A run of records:
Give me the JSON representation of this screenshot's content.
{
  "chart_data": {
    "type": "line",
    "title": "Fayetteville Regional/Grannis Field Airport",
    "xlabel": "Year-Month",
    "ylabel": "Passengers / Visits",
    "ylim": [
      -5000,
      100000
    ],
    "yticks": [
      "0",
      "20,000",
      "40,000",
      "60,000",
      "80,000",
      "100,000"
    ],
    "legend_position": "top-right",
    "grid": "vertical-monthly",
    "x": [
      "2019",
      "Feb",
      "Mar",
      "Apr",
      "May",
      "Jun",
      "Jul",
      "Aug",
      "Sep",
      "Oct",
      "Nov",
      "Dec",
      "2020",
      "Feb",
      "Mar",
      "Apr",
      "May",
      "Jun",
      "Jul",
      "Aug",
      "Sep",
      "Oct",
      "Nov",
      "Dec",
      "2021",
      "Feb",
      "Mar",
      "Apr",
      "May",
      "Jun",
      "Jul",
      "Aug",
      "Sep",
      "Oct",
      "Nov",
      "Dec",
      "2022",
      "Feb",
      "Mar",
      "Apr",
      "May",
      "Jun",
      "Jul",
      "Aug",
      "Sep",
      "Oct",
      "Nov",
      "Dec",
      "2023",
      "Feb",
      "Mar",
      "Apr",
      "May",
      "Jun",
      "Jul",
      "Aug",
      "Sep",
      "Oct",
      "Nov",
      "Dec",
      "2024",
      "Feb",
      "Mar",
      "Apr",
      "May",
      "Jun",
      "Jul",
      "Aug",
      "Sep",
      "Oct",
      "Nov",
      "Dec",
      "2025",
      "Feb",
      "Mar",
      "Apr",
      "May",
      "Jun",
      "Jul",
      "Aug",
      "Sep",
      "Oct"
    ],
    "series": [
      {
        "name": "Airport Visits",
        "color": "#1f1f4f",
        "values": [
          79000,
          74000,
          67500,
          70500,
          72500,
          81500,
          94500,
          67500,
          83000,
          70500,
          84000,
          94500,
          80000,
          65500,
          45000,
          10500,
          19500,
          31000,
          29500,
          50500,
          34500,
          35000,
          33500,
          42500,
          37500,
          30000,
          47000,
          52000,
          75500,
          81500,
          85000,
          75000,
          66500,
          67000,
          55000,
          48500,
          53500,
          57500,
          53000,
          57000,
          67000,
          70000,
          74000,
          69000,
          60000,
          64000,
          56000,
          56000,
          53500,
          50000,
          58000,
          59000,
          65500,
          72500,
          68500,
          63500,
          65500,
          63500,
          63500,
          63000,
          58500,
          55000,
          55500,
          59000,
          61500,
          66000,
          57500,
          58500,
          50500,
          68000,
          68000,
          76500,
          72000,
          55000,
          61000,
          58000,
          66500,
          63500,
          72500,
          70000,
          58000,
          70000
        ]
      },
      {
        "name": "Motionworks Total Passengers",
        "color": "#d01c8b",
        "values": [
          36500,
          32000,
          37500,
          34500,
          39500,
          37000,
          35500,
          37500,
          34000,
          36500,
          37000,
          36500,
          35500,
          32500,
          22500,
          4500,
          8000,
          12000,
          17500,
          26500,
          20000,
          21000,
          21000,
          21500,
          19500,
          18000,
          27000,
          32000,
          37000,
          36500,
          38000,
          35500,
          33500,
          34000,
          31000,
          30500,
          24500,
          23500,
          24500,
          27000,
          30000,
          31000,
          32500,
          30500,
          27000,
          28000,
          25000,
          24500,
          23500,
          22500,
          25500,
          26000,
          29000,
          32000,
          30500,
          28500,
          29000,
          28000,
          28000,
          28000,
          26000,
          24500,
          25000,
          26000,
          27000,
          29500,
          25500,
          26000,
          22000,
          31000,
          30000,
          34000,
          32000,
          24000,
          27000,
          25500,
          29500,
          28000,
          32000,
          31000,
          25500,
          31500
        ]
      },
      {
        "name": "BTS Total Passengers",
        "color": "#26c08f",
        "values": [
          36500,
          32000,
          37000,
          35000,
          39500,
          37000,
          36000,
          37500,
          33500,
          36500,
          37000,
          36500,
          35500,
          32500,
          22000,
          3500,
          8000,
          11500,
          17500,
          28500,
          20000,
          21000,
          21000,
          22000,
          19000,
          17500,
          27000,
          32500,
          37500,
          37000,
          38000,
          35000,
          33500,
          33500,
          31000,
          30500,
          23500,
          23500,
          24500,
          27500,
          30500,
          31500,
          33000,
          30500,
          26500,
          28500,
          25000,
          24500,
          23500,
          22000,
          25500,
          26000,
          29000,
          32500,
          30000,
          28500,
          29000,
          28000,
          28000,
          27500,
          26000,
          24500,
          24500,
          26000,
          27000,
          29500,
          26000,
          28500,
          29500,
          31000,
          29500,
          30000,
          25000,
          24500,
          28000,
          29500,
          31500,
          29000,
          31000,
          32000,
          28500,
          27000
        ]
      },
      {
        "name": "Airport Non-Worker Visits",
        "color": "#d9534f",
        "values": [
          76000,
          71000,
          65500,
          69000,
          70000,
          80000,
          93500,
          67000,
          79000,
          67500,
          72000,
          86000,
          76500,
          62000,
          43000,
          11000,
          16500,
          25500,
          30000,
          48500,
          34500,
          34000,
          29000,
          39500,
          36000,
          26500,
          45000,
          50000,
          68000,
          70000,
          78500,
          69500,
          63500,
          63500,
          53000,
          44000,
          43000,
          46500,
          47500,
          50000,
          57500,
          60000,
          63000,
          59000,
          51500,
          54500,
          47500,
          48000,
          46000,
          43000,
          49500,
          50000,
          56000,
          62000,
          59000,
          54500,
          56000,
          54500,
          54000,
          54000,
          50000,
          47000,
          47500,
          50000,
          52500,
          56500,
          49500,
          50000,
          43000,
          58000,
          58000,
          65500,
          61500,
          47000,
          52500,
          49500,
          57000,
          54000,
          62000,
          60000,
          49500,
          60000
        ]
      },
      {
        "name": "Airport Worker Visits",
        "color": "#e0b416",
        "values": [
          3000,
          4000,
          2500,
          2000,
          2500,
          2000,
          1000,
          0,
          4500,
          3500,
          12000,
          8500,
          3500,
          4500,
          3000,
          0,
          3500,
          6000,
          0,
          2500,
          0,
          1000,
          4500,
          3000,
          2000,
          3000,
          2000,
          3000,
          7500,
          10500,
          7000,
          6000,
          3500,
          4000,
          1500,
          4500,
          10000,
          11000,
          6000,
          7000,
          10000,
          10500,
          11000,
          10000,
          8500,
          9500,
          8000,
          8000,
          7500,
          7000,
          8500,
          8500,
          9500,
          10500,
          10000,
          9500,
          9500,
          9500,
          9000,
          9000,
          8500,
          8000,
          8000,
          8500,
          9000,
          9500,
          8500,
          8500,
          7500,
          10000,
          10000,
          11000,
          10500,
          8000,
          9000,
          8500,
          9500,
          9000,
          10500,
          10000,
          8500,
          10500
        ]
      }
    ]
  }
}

■ **WHAT YOU WILL DO**
Identify lines with the string "Total". Copy each one.

■ **FULL RESPONSE**
        "name": "Motionworks Total Passengers",
        "name": "BTS Total Passengers",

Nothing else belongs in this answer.